- WHAT YOU NEED TO DO -
Extract the full set of records, then give each one again exactly.
-- Start DATASET EXTRACT --
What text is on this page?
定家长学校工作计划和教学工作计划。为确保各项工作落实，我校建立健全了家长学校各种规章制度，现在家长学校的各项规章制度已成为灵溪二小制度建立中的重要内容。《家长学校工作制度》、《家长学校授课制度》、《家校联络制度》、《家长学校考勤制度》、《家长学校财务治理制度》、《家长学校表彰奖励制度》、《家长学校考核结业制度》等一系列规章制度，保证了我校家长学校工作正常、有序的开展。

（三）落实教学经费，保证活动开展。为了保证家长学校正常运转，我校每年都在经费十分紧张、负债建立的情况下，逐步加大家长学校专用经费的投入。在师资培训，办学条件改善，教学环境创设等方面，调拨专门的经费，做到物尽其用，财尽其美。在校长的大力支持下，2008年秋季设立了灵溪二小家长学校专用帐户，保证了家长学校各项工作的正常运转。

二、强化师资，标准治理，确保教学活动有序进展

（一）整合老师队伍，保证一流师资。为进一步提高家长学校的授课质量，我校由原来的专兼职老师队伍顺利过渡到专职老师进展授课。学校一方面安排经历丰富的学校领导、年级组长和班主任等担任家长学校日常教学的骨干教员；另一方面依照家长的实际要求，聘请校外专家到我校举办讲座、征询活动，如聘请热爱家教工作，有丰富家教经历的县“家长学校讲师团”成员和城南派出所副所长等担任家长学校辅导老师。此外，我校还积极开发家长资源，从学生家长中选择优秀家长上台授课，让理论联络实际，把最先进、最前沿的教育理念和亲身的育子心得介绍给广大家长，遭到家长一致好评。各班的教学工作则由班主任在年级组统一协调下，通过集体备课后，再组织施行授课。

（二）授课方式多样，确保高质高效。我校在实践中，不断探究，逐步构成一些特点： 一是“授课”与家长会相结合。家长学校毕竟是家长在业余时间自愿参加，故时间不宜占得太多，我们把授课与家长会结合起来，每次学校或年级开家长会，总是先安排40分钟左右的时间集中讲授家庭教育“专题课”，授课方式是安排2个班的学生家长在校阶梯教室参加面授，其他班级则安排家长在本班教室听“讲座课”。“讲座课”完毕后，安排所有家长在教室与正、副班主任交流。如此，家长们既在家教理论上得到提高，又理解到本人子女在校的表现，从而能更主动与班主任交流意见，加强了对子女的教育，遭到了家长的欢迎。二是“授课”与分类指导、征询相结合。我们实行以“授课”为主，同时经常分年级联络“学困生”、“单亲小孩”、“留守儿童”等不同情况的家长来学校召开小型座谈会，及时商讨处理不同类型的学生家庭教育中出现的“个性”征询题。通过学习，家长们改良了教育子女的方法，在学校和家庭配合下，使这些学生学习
-- End DATASET EXTRACT --
- FINISHED EXERCISE -
What text is on this page?
定家长学校工作计划和教学工作计划。为确保各项工作落实，我校建立健全了家长学校各种规章制度，现在家长学校的各项规章制度已成为灵溪二小制度建立中的重要内容。《家长学校工作制度》、《家长学校授课制度》、《家校联络制度》、《家长学校考勤制度》、《家长学校财务治理制度》、《家长学校表彰奖励制度》、《家长学校考核结业制度》等一系列规章制度，保证了我校家长学校工作正常、有序的开展。

（三）落实教学经费，保证活动开展。为了保证家长学校正常运转，我校每年都在经费十分紧张、负债建立的情况下，逐步加大家长学校专用经费的投入。在师资培训，办学条件改善，教学环境创设等方面，调拨专门的经费，做到物尽其用，财尽其美。在校长的大力支持下，2008年秋季设立了灵溪二小家长学校专用帐户，保证了家长学校各项工作的正常运转。

二、强化师资，标准治理，确保教学活动有序进展

（一）整合老师队伍，保证一流师资。为进一步提高家长学校的授课质量，我校由原来的专兼职老师队伍顺利过渡到专职老师进展授课。学校一方面安排经历丰富的学校领导、年级组长和班主任等担任家长学校日常教学的骨干教员；另一方面依照家长的实际要求，聘请校外专家到我校举办讲座、征询活动，如聘请热爱家教工作，有丰富家教经历的县“家长学校讲师团”成员和城南派出所副所长等担任家长学校辅导老师。此外，我校还积极开发家长资源，从学生家长中选择优秀家长上台授课，让理论联络实际，把最先进、最前沿的教育理念和亲身的育子心得介绍给广大家长，遭到家长一致好评。各班的教学工作则由班主任在年级组统一协调下，通过集体备课后，再组织施行授课。

（二）授课方式多样，确保高质高效。我校在实践中，不断探究，逐步构成一些特点： 一是“授课”与家长会相结合。家长学校毕竟是家长在业余时间自愿参加，故时间不宜占得太多，我们把授课与家长会结合起来，每次学校或年级开家长会，总是先安排40分钟左右的时间集中讲授家庭教育“专题课”，授课方式是安排2个班的学生家长在校阶梯教室参加面授，其他班级则安排家长在本班教室听“讲座课”。“讲座课”完毕后，安排所有家长在教室与正、副班主任交流。如此，家长们既在家教理论上得到提高，又理解到本人子女在校的表现，从而能更主动与班主任交流意见，加强了对子女的教育，遭到了家长的欢迎。二是“授课”与分类指导、征询相结合。我们实行以“授课”为主，同时经常分年级联络“学困生”、“单亲小孩”、“留守儿童”等不同情况的家长来学校召开小型座谈会，及时商讨处理不同类型的学生家庭教育中出现的“个性”征询题。通过学习，家长们改良了教育子女的方法，在学校和家庭配合下，使这些学生学习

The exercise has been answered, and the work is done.